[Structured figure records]

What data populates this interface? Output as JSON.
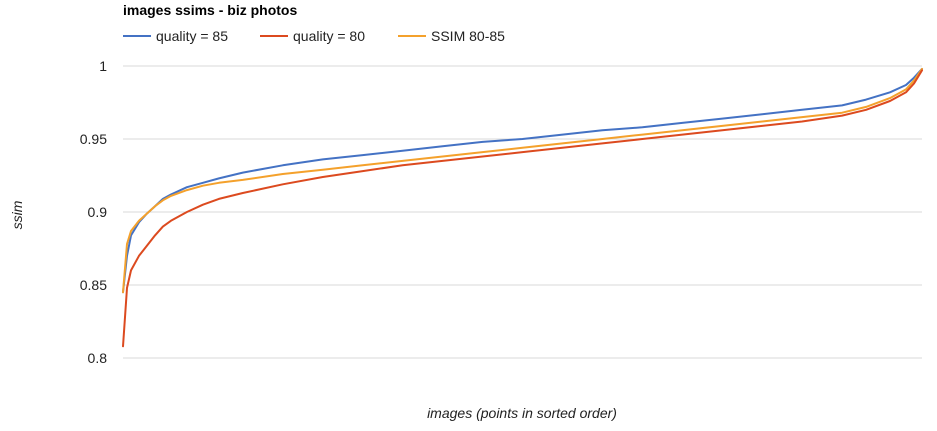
{
  "chart_data": {
    "type": "line",
    "title": "images ssims - biz photos",
    "xlabel": "images (points in sorted order)",
    "ylabel": "ssim",
    "ylim": [
      0.8,
      1.0
    ],
    "yticks": [
      0.8,
      0.85,
      0.9,
      0.95,
      1
    ],
    "ytick_labels": [
      "0.8",
      "0.85",
      "0.9",
      "0.95",
      "1"
    ],
    "grid": true,
    "legend_position": "top-left",
    "x": [
      0,
      0.005,
      0.01,
      0.02,
      0.03,
      0.04,
      0.05,
      0.06,
      0.08,
      0.1,
      0.12,
      0.15,
      0.2,
      0.25,
      0.3,
      0.35,
      0.4,
      0.45,
      0.5,
      0.55,
      0.6,
      0.65,
      0.7,
      0.75,
      0.8,
      0.85,
      0.9,
      0.93,
      0.96,
      0.98,
      0.99,
      1.0
    ],
    "series": [
      {
        "name": "quality = 85",
        "color": "#4472c4",
        "values": [
          0.845,
          0.87,
          0.884,
          0.893,
          0.899,
          0.904,
          0.909,
          0.912,
          0.917,
          0.92,
          0.923,
          0.927,
          0.932,
          0.936,
          0.939,
          0.942,
          0.945,
          0.948,
          0.95,
          0.953,
          0.956,
          0.958,
          0.961,
          0.964,
          0.967,
          0.97,
          0.973,
          0.977,
          0.982,
          0.987,
          0.992,
          0.998
        ]
      },
      {
        "name": "quality = 80",
        "color": "#dc4a1f",
        "values": [
          0.808,
          0.848,
          0.86,
          0.87,
          0.877,
          0.884,
          0.89,
          0.894,
          0.9,
          0.905,
          0.909,
          0.913,
          0.919,
          0.924,
          0.928,
          0.932,
          0.935,
          0.938,
          0.941,
          0.944,
          0.947,
          0.95,
          0.953,
          0.956,
          0.959,
          0.962,
          0.966,
          0.97,
          0.976,
          0.982,
          0.988,
          0.997
        ]
      },
      {
        "name": "SSIM 80-85",
        "color": "#f4a12c",
        "values": [
          0.845,
          0.878,
          0.887,
          0.894,
          0.899,
          0.904,
          0.908,
          0.911,
          0.915,
          0.918,
          0.92,
          0.922,
          0.926,
          0.929,
          0.932,
          0.935,
          0.938,
          0.941,
          0.944,
          0.947,
          0.95,
          0.953,
          0.956,
          0.959,
          0.962,
          0.965,
          0.968,
          0.972,
          0.978,
          0.984,
          0.99,
          0.998
        ]
      }
    ]
  }
}
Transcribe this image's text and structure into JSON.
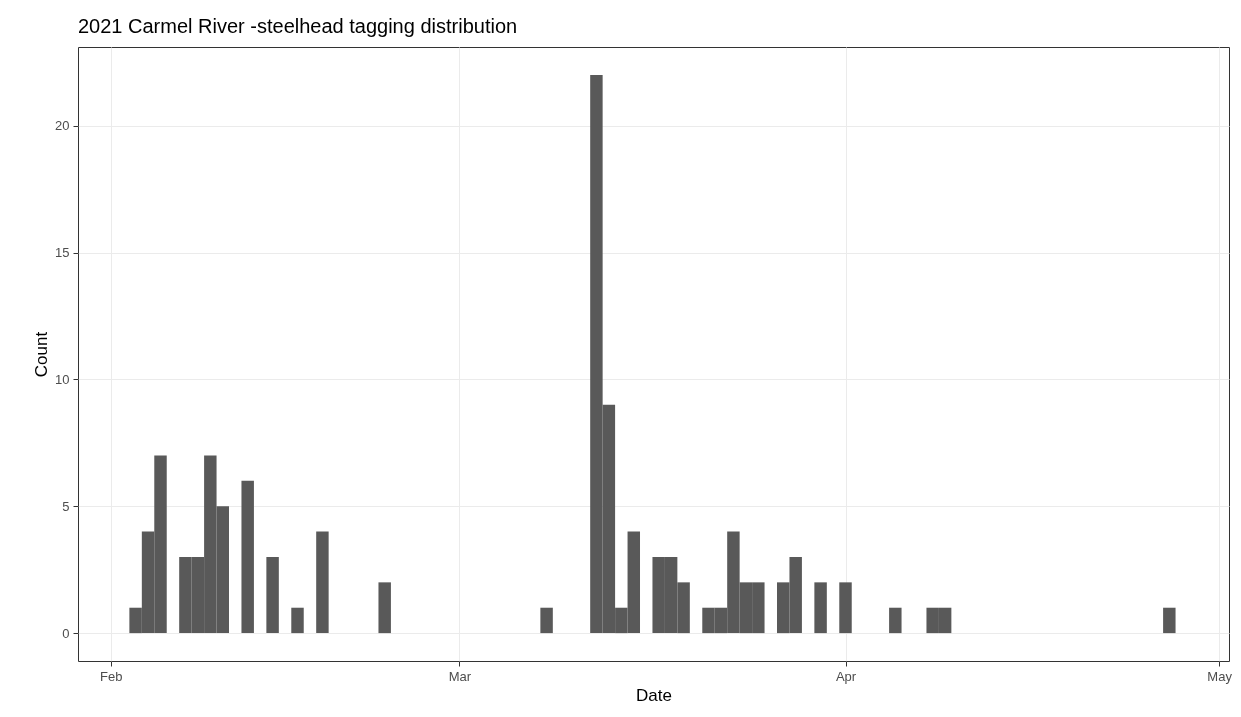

**WHAT YOU HAVE TO DO:** Each record above should be copied character for character, with pictures dropped.

**FINAL ANSWER:**
What data populates this interface? Output as JSON.
{
  "chart_data": {
    "type": "line",
    "title": "images ssims - biz photos",
    "xlabel": "images (points in sorted order)",
    "ylabel": "ssim",
    "ylim": [
      0.8,
      1.0
    ],
    "yticks": [
      0.8,
      0.85,
      0.9,
      0.95,
      1
    ],
    "ytick_labels": [
      "0.8",
      "0.85",
      "0.9",
      "0.95",
      "1"
    ],
    "grid": true,
    "legend_position": "top-left",
    "x": [
      0,
      0.005,
      0.01,
      0.02,
      0.03,
      0.04,
      0.05,
      0.06,
      0.08,
      0.1,
      0.12,
      0.15,
      0.2,
      0.25,
      0.3,
      0.35,
      0.4,
      0.45,
      0.5,
      0.55,
      0.6,
      0.65,
      0.7,
      0.75,
      0.8,
      0.85,
      0.9,
      0.93,
      0.96,
      0.98,
      0.99,
      1.0
    ],
    "series": [
      {
        "name": "quality = 85",
        "color": "#4472c4",
        "values": [
          0.845,
          0.87,
          0.884,
          0.893,
          0.899,
          0.904,
          0.909,
          0.912,
          0.917,
          0.92,
          0.923,
          0.927,
          0.932,
          0.936,
          0.939,
          0.942,
          0.945,
          0.948,
          0.95,
          0.953,
          0.956,
          0.958,
          0.961,
          0.964,
          0.967,
          0.97,
          0.973,
          0.977,
          0.982,
          0.987,
          0.992,
          0.998
        ]
      },
      {
        "name": "quality = 80",
        "color": "#dc4a1f",
        "values": [
          0.808,
          0.848,
          0.86,
          0.87,
          0.877,
          0.884,
          0.89,
          0.894,
          0.9,
          0.905,
          0.909,
          0.913,
          0.919,
          0.924,
          0.928,
          0.932,
          0.935,
          0.938,
          0.941,
          0.944,
          0.947,
          0.95,
          0.953,
          0.956,
          0.959,
          0.962,
          0.966,
          0.97,
          0.976,
          0.982,
          0.988,
          0.997
        ]
      },
      {
        "name": "SSIM 80-85",
        "color": "#f4a12c",
        "values": [
          0.845,
          0.878,
          0.887,
          0.894,
          0.899,
          0.904,
          0.908,
          0.911,
          0.915,
          0.918,
          0.92,
          0.922,
          0.926,
          0.929,
          0.932,
          0.935,
          0.938,
          0.941,
          0.944,
          0.947,
          0.95,
          0.953,
          0.956,
          0.959,
          0.962,
          0.965,
          0.968,
          0.972,
          0.978,
          0.984,
          0.99,
          0.998
        ]
      }
    ]
  }
}
Transcribe this image's text and structure into JSON.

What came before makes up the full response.